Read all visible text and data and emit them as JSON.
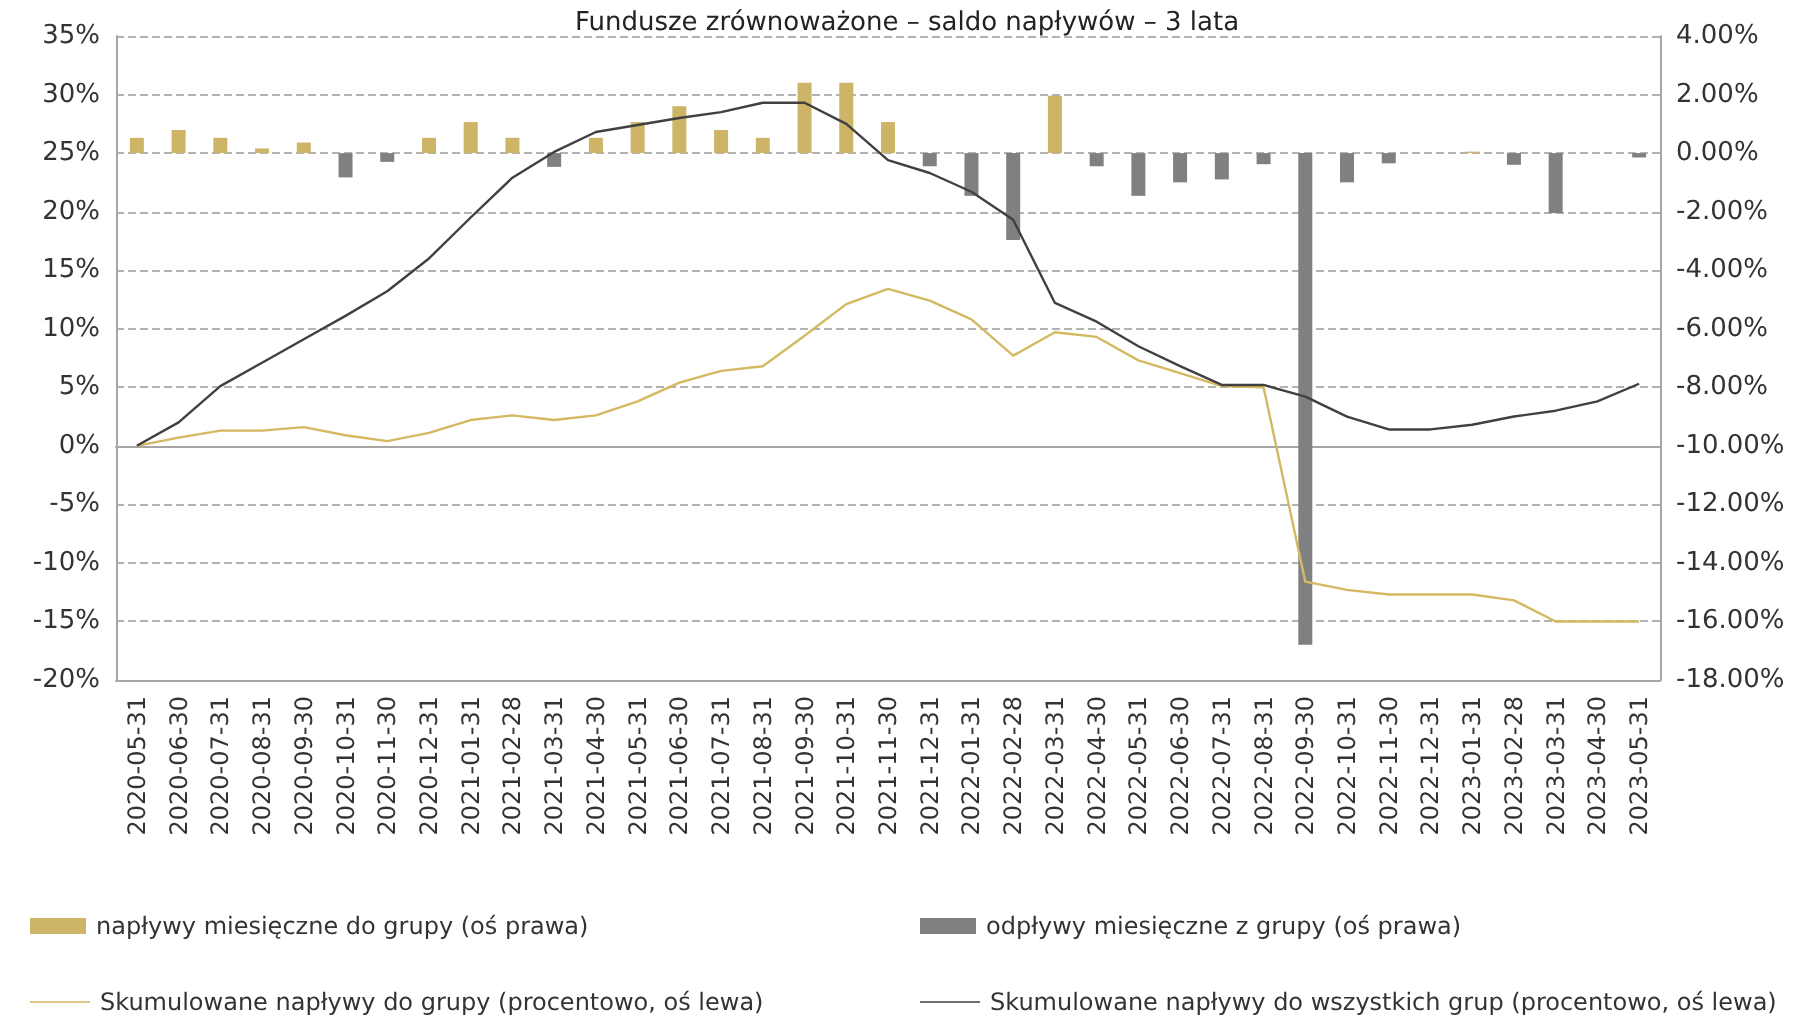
{
  "chart_data": {
    "type": "bar",
    "title": "Fundusze zrównoważone – saldo napływów – 3 lata",
    "categories": [
      "2020-05-31",
      "2020-06-30",
      "2020-07-31",
      "2020-08-31",
      "2020-09-30",
      "2020-10-31",
      "2020-11-30",
      "2020-12-31",
      "2021-01-31",
      "2021-02-28",
      "2021-03-31",
      "2021-04-30",
      "2021-05-31",
      "2021-06-30",
      "2021-07-31",
      "2021-08-31",
      "2021-09-30",
      "2021-10-31",
      "2021-11-30",
      "2021-12-31",
      "2022-01-31",
      "2022-02-28",
      "2022-03-31",
      "2022-04-30",
      "2022-05-31",
      "2022-06-30",
      "2022-07-31",
      "2022-08-31",
      "2022-09-30",
      "2022-10-31",
      "2022-11-30",
      "2022-12-31",
      "2023-01-31",
      "2023-02-28",
      "2023-03-31",
      "2023-04-30",
      "2023-05-31"
    ],
    "stacked": true,
    "series": [
      {
        "name": "napływy miesięczne do grupy (oś prawa)",
        "axis": "y2",
        "color": "#cdb467",
        "values": [
          0.52,
          0.79,
          0.52,
          0.16,
          0.36,
          null,
          null,
          0.52,
          1.06,
          0.52,
          null,
          0.52,
          1.06,
          1.6,
          0.79,
          0.52,
          2.4,
          2.4,
          1.06,
          null,
          null,
          null,
          1.96,
          null,
          null,
          null,
          null,
          null,
          null,
          null,
          null,
          null,
          0.05,
          null,
          null,
          null,
          null
        ]
      },
      {
        "name": "odpływy miesięczne z grupy (oś prawa)",
        "axis": "y2",
        "color": "#808080",
        "values": [
          null,
          null,
          null,
          null,
          null,
          -0.83,
          -0.3,
          null,
          null,
          null,
          -0.47,
          null,
          null,
          null,
          null,
          null,
          null,
          null,
          null,
          -0.45,
          -1.46,
          -2.97,
          null,
          -0.45,
          -1.46,
          -1.0,
          -0.9,
          -0.38,
          -16.8,
          -1.0,
          -0.35,
          null,
          null,
          -0.4,
          -2.05,
          null,
          -0.15
        ]
      },
      {
        "name": "Skumulowane napływy do grupy (procentowo, oś lewa)",
        "type": "line",
        "color": "#d4b962",
        "values": [
          0,
          0.7,
          1.3,
          1.3,
          1.6,
          0.9,
          0.4,
          1.1,
          2.2,
          2.6,
          2.2,
          2.6,
          3.8,
          5.4,
          6.4,
          6.8,
          9.4,
          12.1,
          13.4,
          12.4,
          10.8,
          7.7,
          9.7,
          9.3,
          7.3,
          6.2,
          5.1,
          5.0,
          -11.6,
          -12.3,
          -12.7,
          -12.7,
          -12.7,
          -13.2,
          -15,
          -15,
          -15
        ]
      },
      {
        "name": "Skumulowane napływy do wszystkich grup (procentowo, oś lewa)",
        "type": "line",
        "color": "#404040",
        "values": [
          0,
          2.0,
          5.1,
          7.1,
          9.1,
          11.1,
          13.2,
          16,
          19.5,
          22.9,
          25.1,
          26.8,
          27.4,
          28,
          28.5,
          29.3,
          29.3,
          27.5,
          24.4,
          23.3,
          21.7,
          19.3,
          12.2,
          10.6,
          8.5,
          6.8,
          5.2,
          5.2,
          4.2,
          2.5,
          1.4,
          1.4,
          1.8,
          2.5,
          3.0,
          3.8,
          5.3
        ]
      }
    ],
    "ylim": [
      -20,
      35
    ],
    "yticks": [
      {
        "value": -20,
        "label": "-20%"
      },
      {
        "value": -15,
        "label": "-15%"
      },
      {
        "value": -10,
        "label": "-10%"
      },
      {
        "value": -5,
        "label": "-5%"
      },
      {
        "value": 0,
        "label": "0%"
      },
      {
        "value": 5,
        "label": "5%"
      },
      {
        "value": 10,
        "label": "10%"
      },
      {
        "value": 15,
        "label": "15%"
      },
      {
        "value": 20,
        "label": "20%"
      },
      {
        "value": 25,
        "label": "25%"
      },
      {
        "value": 30,
        "label": "30%"
      },
      {
        "value": 35,
        "label": "35%"
      }
    ],
    "y2lim": [
      -18,
      4
    ],
    "y2ticks": [
      {
        "value": -18,
        "label": "-18.00%"
      },
      {
        "value": -16,
        "label": "-16.00%"
      },
      {
        "value": -14,
        "label": "-14.00%"
      },
      {
        "value": -12,
        "label": "-12.00%"
      },
      {
        "value": -10,
        "label": "-10.00%"
      },
      {
        "value": -8,
        "label": "-8.00%"
      },
      {
        "value": -6,
        "label": "-6.00%"
      },
      {
        "value": -4,
        "label": "-4.00%"
      },
      {
        "value": -2,
        "label": "-2.00%"
      },
      {
        "value": 0,
        "label": "0.00%"
      },
      {
        "value": 2,
        "label": "2.00%"
      },
      {
        "value": 4,
        "label": "4.00%"
      }
    ],
    "grid": "y",
    "legend": "bottom",
    "marker": "none",
    "line_style": "solid"
  }
}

Challenge
Write out the data precisely as given, excluding the pictures.

Task result
Read all visible text and data and emit them as JSON.
{
  "chart_data": {
    "type": "bar",
    "title": "Fundusze zrównoważone – saldo napływów – 3 lata",
    "categories": [
      "2020-05-31",
      "2020-06-30",
      "2020-07-31",
      "2020-08-31",
      "2020-09-30",
      "2020-10-31",
      "2020-11-30",
      "2020-12-31",
      "2021-01-31",
      "2021-02-28",
      "2021-03-31",
      "2021-04-30",
      "2021-05-31",
      "2021-06-30",
      "2021-07-31",
      "2021-08-31",
      "2021-09-30",
      "2021-10-31",
      "2021-11-30",
      "2021-12-31",
      "2022-01-31",
      "2022-02-28",
      "2022-03-31",
      "2022-04-30",
      "2022-05-31",
      "2022-06-30",
      "2022-07-31",
      "2022-08-31",
      "2022-09-30",
      "2022-10-31",
      "2022-11-30",
      "2022-12-31",
      "2023-01-31",
      "2023-02-28",
      "2023-03-31",
      "2023-04-30",
      "2023-05-31"
    ],
    "stacked": true,
    "series": [
      {
        "name": "napływy miesięczne do grupy (oś prawa)",
        "axis": "y2",
        "color": "#cdb467",
        "values": [
          0.52,
          0.79,
          0.52,
          0.16,
          0.36,
          null,
          null,
          0.52,
          1.06,
          0.52,
          null,
          0.52,
          1.06,
          1.6,
          0.79,
          0.52,
          2.4,
          2.4,
          1.06,
          null,
          null,
          null,
          1.96,
          null,
          null,
          null,
          null,
          null,
          null,
          null,
          null,
          null,
          0.05,
          null,
          null,
          null,
          null
        ]
      },
      {
        "name": "odpływy miesięczne z grupy (oś prawa)",
        "axis": "y2",
        "color": "#808080",
        "values": [
          null,
          null,
          null,
          null,
          null,
          -0.83,
          -0.3,
          null,
          null,
          null,
          -0.47,
          null,
          null,
          null,
          null,
          null,
          null,
          null,
          null,
          -0.45,
          -1.46,
          -2.97,
          null,
          -0.45,
          -1.46,
          -1.0,
          -0.9,
          -0.38,
          -16.8,
          -1.0,
          -0.35,
          null,
          null,
          -0.4,
          -2.05,
          null,
          -0.15
        ]
      },
      {
        "name": "Skumulowane napływy do grupy (procentowo, oś lewa)",
        "type": "line",
        "color": "#d4b962",
        "values": [
          0,
          0.7,
          1.3,
          1.3,
          1.6,
          0.9,
          0.4,
          1.1,
          2.2,
          2.6,
          2.2,
          2.6,
          3.8,
          5.4,
          6.4,
          6.8,
          9.4,
          12.1,
          13.4,
          12.4,
          10.8,
          7.7,
          9.7,
          9.3,
          7.3,
          6.2,
          5.1,
          5.0,
          -11.6,
          -12.3,
          -12.7,
          -12.7,
          -12.7,
          -13.2,
          -15,
          -15,
          -15
        ]
      },
      {
        "name": "Skumulowane napływy do wszystkich grup (procentowo, oś lewa)",
        "type": "line",
        "color": "#404040",
        "values": [
          0,
          2.0,
          5.1,
          7.1,
          9.1,
          11.1,
          13.2,
          16,
          19.5,
          22.9,
          25.1,
          26.8,
          27.4,
          28,
          28.5,
          29.3,
          29.3,
          27.5,
          24.4,
          23.3,
          21.7,
          19.3,
          12.2,
          10.6,
          8.5,
          6.8,
          5.2,
          5.2,
          4.2,
          2.5,
          1.4,
          1.4,
          1.8,
          2.5,
          3.0,
          3.8,
          5.3
        ]
      }
    ],
    "ylim": [
      -20,
      35
    ],
    "yticks": [
      {
        "value": -20,
        "label": "-20%"
      },
      {
        "value": -15,
        "label": "-15%"
      },
      {
        "value": -10,
        "label": "-10%"
      },
      {
        "value": -5,
        "label": "-5%"
      },
      {
        "value": 0,
        "label": "0%"
      },
      {
        "value": 5,
        "label": "5%"
      },
      {
        "value": 10,
        "label": "10%"
      },
      {
        "value": 15,
        "label": "15%"
      },
      {
        "value": 20,
        "label": "20%"
      },
      {
        "value": 25,
        "label": "25%"
      },
      {
        "value": 30,
        "label": "30%"
      },
      {
        "value": 35,
        "label": "35%"
      }
    ],
    "y2lim": [
      -18,
      4
    ],
    "y2ticks": [
      {
        "value": -18,
        "label": "-18.00%"
      },
      {
        "value": -16,
        "label": "-16.00%"
      },
      {
        "value": -14,
        "label": "-14.00%"
      },
      {
        "value": -12,
        "label": "-12.00%"
      },
      {
        "value": -10,
        "label": "-10.00%"
      },
      {
        "value": -8,
        "label": "-8.00%"
      },
      {
        "value": -6,
        "label": "-6.00%"
      },
      {
        "value": -4,
        "label": "-4.00%"
      },
      {
        "value": -2,
        "label": "-2.00%"
      },
      {
        "value": 0,
        "label": "0.00%"
      },
      {
        "value": 2,
        "label": "2.00%"
      },
      {
        "value": 4,
        "label": "4.00%"
      }
    ],
    "grid": "y",
    "legend": "bottom",
    "marker": "none",
    "line_style": "solid"
  }
}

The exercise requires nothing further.